TASK GOAL :: Keep the wording of each record exactly the same when you repeat it, and leave out pictures.

%%

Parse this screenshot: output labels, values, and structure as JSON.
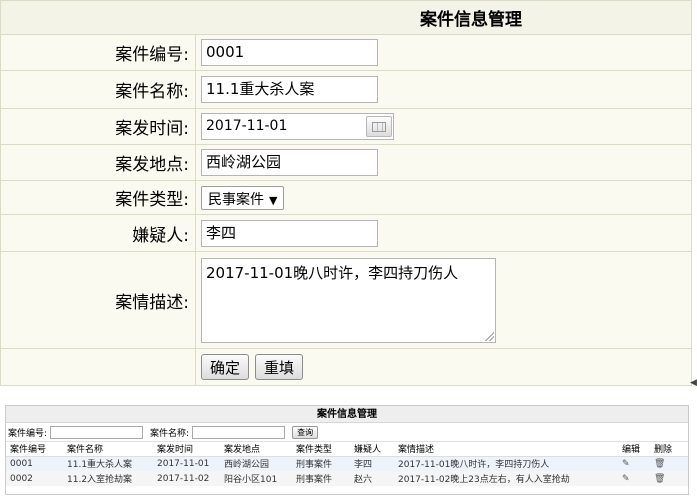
{
  "form": {
    "title": "案件信息管理",
    "labels": {
      "case_no": "案件编号:",
      "case_name": "案件名称:",
      "date": "案发时间:",
      "location": "案发地点:",
      "type": "案件类型:",
      "suspect": "嫌疑人:",
      "description": "案情描述:"
    },
    "values": {
      "case_no": "0001",
      "case_name": "11.1重大杀人案",
      "date": "2017-11-01",
      "location": "西岭湖公园",
      "type": "民事案件",
      "suspect": "李四",
      "description": "2017-11-01晚八时许，李四持刀伤人"
    },
    "buttons": {
      "confirm": "确定",
      "reset": "重填"
    }
  },
  "list": {
    "title": "案件信息管理",
    "search": {
      "case_no_label": "案件编号:",
      "case_name_label": "案件名称:",
      "query_button": "查询"
    },
    "columns": [
      "案件编号",
      "案件名称",
      "案发时间",
      "案发地点",
      "案件类型",
      "嫌疑人",
      "案情描述",
      "编辑",
      "删除"
    ],
    "rows": [
      {
        "no": "0001",
        "name": "11.1重大杀人案",
        "date": "2017-11-01",
        "location": "西岭湖公园",
        "type": "刑事案件",
        "suspect": "李四",
        "desc": "2017-11-01晚八时许，李四持刀伤人"
      },
      {
        "no": "0002",
        "name": "11.2入室抢劫案",
        "date": "2017-11-02",
        "location": "阳谷小区101",
        "type": "刑事案件",
        "suspect": "赵六",
        "desc": "2017-11-02晚上23点左右，有人入室抢劫"
      }
    ],
    "icons": {
      "edit": "edit-icon",
      "delete": "trash-icon"
    }
  }
}
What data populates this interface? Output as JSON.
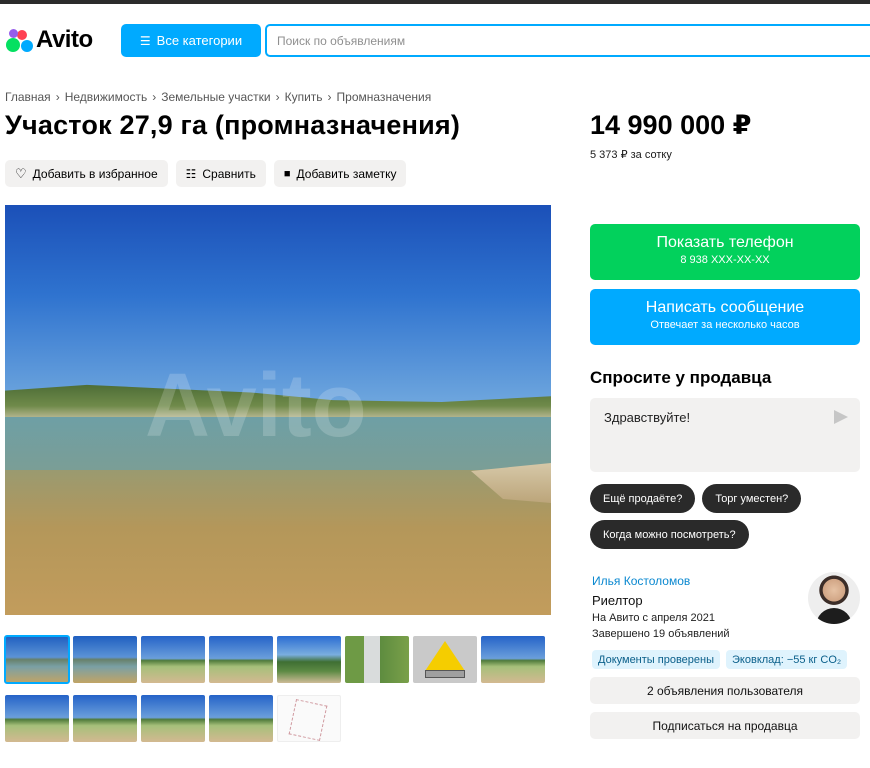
{
  "header": {
    "logo_text": "Avito",
    "categories_button": "Все категории",
    "search_placeholder": "Поиск по объявлениям"
  },
  "breadcrumb": [
    "Главная",
    "Недвижимость",
    "Земельные участки",
    "Купить",
    "Промназначения"
  ],
  "listing": {
    "title": "Участок 27,9 га (промназначения)",
    "price": "14 990 000 ₽",
    "price_per_unit": "5 373 ₽ за сотку"
  },
  "actions": {
    "favorite": "Добавить в избранное",
    "compare": "Сравнить",
    "note": "Добавить заметку"
  },
  "gallery": {
    "watermark": "Avito",
    "thumbnails_count": 13,
    "active_index": 0
  },
  "contact": {
    "phone_button": "Показать телефон",
    "phone_masked": "8 938 XXX-XX-XX",
    "message_button": "Написать сообщение",
    "message_sub": "Отвечает за несколько часов"
  },
  "ask": {
    "title": "Спросите у продавца",
    "message_value": "Здравствуйте!",
    "chips": [
      "Ещё продаёте?",
      "Торг уместен?",
      "Когда можно посмотреть?"
    ]
  },
  "seller": {
    "name": "Илья Костоломов",
    "role": "Риелтор",
    "since": "На Авито с апреля 2021",
    "completed": "Завершено 19 объявлений",
    "badges": [
      "Документы проверены",
      "Эковклад: −55 кг CO₂"
    ],
    "listings_button": "2 объявления пользователя",
    "subscribe_button": "Подписаться на продавца"
  },
  "colors": {
    "accent_blue": "#00aaff",
    "accent_green": "#02d15c",
    "chip_dark": "#2a2a2a",
    "secondary_bg": "#f2f1f0"
  }
}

%%

WORKED SOLUTION ::
Parse this screenshot: output labels, values, and structure as JSON.
{
  "form": {
    "title": "案件信息管理",
    "labels": {
      "case_no": "案件编号:",
      "case_name": "案件名称:",
      "date": "案发时间:",
      "location": "案发地点:",
      "type": "案件类型:",
      "suspect": "嫌疑人:",
      "description": "案情描述:"
    },
    "values": {
      "case_no": "0001",
      "case_name": "11.1重大杀人案",
      "date": "2017-11-01",
      "location": "西岭湖公园",
      "type": "民事案件",
      "suspect": "李四",
      "description": "2017-11-01晚八时许，李四持刀伤人"
    },
    "buttons": {
      "confirm": "确定",
      "reset": "重填"
    }
  },
  "list": {
    "title": "案件信息管理",
    "search": {
      "case_no_label": "案件编号:",
      "case_name_label": "案件名称:",
      "query_button": "查询"
    },
    "columns": [
      "案件编号",
      "案件名称",
      "案发时间",
      "案发地点",
      "案件类型",
      "嫌疑人",
      "案情描述",
      "编辑",
      "删除"
    ],
    "rows": [
      {
        "no": "0001",
        "name": "11.1重大杀人案",
        "date": "2017-11-01",
        "location": "西岭湖公园",
        "type": "刑事案件",
        "suspect": "李四",
        "desc": "2017-11-01晚八时许，李四持刀伤人"
      },
      {
        "no": "0002",
        "name": "11.2入室抢劫案",
        "date": "2017-11-02",
        "location": "阳谷小区101",
        "type": "刑事案件",
        "suspect": "赵六",
        "desc": "2017-11-02晚上23点左右，有人入室抢劫"
      }
    ],
    "icons": {
      "edit": "edit-icon",
      "delete": "trash-icon"
    }
  }
}
What data populates this interface? Output as JSON.
{
  "header": {
    "logo_text": "Avito",
    "categories_button": "Все категории",
    "search_placeholder": "Поиск по объявлениям"
  },
  "breadcrumb": [
    "Главная",
    "Недвижимость",
    "Земельные участки",
    "Купить",
    "Промназначения"
  ],
  "listing": {
    "title": "Участок 27,9 га (промназначения)",
    "price": "14 990 000 ₽",
    "price_per_unit": "5 373 ₽ за сотку"
  },
  "actions": {
    "favorite": "Добавить в избранное",
    "compare": "Сравнить",
    "note": "Добавить заметку"
  },
  "gallery": {
    "watermark": "Avito",
    "thumbnails_count": 13,
    "active_index": 0
  },
  "contact": {
    "phone_button": "Показать телефон",
    "phone_masked": "8 938 XXX-XX-XX",
    "message_button": "Написать сообщение",
    "message_sub": "Отвечает за несколько часов"
  },
  "ask": {
    "title": "Спросите у продавца",
    "message_value": "Здравствуйте!",
    "chips": [
      "Ещё продаёте?",
      "Торг уместен?",
      "Когда можно посмотреть?"
    ]
  },
  "seller": {
    "name": "Илья Костоломов",
    "role": "Риелтор",
    "since": "На Авито с апреля 2021",
    "completed": "Завершено 19 объявлений",
    "badges": [
      "Документы проверены",
      "Эковклад: −55 кг CO₂"
    ],
    "listings_button": "2 объявления пользователя",
    "subscribe_button": "Подписаться на продавца"
  },
  "colors": {
    "accent_blue": "#00aaff",
    "accent_green": "#02d15c",
    "chip_dark": "#2a2a2a",
    "secondary_bg": "#f2f1f0"
  }
}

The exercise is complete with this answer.